WHAT IS EXPECTED
Report how many lines hold the string "nematocysts". Give the number and nothing else.

ITEMS
= = = =
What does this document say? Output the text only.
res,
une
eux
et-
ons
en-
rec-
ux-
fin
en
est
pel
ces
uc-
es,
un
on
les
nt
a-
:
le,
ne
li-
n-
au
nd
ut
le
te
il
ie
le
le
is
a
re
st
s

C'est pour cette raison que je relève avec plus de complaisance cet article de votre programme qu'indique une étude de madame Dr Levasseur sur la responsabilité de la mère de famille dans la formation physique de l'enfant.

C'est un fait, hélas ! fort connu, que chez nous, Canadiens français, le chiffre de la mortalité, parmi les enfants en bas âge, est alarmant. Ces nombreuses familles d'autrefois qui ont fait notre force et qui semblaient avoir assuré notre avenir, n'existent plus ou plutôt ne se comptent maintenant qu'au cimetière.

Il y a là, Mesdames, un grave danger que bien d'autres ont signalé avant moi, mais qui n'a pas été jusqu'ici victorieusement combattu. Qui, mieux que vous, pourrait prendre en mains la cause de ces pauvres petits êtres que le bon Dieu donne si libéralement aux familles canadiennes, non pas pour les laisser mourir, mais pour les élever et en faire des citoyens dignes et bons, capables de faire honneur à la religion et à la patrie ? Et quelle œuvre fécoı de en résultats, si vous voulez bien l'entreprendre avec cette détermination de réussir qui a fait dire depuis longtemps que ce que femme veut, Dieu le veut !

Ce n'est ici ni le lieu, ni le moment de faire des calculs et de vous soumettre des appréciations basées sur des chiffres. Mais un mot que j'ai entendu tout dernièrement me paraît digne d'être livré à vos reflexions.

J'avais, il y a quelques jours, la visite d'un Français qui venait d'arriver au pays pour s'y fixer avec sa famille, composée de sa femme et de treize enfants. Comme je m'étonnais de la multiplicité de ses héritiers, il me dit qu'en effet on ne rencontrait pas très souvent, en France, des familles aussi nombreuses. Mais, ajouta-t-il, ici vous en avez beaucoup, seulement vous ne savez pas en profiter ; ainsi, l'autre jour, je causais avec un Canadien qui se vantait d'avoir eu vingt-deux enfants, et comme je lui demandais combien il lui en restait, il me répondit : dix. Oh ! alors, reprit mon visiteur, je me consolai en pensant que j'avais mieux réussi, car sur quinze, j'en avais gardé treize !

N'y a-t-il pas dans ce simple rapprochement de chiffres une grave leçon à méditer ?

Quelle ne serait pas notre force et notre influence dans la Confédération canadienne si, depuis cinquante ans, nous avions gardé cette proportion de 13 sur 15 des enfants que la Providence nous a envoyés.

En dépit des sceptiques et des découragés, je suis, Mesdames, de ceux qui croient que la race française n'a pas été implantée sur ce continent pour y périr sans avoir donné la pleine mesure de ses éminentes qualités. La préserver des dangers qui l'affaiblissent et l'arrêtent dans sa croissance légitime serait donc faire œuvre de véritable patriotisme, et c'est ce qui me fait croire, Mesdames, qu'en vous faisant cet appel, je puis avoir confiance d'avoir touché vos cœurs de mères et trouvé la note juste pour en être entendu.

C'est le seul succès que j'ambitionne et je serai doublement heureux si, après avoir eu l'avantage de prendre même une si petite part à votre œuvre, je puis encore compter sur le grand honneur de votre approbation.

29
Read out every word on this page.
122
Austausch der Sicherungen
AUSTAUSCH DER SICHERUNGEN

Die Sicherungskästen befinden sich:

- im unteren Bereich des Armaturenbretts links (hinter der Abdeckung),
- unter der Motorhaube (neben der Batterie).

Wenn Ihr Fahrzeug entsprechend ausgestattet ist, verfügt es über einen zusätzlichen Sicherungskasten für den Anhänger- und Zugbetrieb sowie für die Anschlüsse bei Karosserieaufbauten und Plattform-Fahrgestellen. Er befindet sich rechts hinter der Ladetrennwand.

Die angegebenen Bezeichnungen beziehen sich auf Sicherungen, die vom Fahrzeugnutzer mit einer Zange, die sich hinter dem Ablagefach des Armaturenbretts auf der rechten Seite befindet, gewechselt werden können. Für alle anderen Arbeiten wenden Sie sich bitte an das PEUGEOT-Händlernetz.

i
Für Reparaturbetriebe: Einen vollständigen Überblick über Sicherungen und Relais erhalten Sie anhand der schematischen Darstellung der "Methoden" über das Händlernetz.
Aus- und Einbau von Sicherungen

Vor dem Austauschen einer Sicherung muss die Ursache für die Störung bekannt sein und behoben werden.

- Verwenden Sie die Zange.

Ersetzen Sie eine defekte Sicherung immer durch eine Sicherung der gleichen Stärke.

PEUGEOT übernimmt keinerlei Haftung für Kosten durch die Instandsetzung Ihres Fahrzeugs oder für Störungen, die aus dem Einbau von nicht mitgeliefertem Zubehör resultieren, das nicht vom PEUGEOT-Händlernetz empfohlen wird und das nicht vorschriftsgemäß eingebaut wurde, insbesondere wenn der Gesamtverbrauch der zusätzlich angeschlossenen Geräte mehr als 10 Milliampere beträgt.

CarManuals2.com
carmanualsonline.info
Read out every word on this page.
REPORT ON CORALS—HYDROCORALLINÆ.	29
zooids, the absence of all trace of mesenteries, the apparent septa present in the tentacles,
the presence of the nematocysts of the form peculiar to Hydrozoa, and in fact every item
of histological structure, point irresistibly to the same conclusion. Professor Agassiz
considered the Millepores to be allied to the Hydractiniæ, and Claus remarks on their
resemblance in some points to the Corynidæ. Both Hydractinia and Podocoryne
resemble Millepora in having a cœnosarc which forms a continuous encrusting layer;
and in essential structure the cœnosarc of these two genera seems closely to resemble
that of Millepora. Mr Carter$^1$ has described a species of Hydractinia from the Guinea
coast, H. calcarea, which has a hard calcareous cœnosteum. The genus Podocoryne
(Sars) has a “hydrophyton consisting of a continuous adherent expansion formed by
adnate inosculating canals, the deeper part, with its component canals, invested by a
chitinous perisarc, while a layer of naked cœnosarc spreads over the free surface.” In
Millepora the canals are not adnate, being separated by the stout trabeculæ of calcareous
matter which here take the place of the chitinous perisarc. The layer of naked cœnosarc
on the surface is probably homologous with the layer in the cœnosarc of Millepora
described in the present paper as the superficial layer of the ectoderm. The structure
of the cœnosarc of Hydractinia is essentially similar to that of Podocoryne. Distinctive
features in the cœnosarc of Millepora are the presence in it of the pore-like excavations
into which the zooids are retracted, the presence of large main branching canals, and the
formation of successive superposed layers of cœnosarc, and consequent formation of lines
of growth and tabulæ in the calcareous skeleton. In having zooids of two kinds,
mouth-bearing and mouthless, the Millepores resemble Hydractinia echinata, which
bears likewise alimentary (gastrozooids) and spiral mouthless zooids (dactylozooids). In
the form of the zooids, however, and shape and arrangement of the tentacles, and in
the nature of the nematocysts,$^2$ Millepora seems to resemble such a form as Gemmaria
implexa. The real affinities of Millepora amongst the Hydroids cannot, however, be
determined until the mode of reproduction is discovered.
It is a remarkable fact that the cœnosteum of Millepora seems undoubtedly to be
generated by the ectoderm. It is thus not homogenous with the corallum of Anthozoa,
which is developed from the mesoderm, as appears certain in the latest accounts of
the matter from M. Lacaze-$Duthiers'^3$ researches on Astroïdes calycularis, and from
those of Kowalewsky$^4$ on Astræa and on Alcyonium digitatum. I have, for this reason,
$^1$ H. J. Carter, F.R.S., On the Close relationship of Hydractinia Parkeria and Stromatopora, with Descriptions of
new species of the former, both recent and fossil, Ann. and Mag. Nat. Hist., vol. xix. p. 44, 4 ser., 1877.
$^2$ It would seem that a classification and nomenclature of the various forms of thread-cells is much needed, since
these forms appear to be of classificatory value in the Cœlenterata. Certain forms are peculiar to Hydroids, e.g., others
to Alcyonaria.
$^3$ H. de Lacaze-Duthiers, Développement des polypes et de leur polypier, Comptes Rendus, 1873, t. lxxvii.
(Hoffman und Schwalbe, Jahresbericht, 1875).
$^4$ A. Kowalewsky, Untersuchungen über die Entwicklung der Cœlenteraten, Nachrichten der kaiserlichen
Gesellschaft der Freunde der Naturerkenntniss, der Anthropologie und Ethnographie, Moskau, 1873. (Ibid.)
= = = =
TASK OUTPUT
2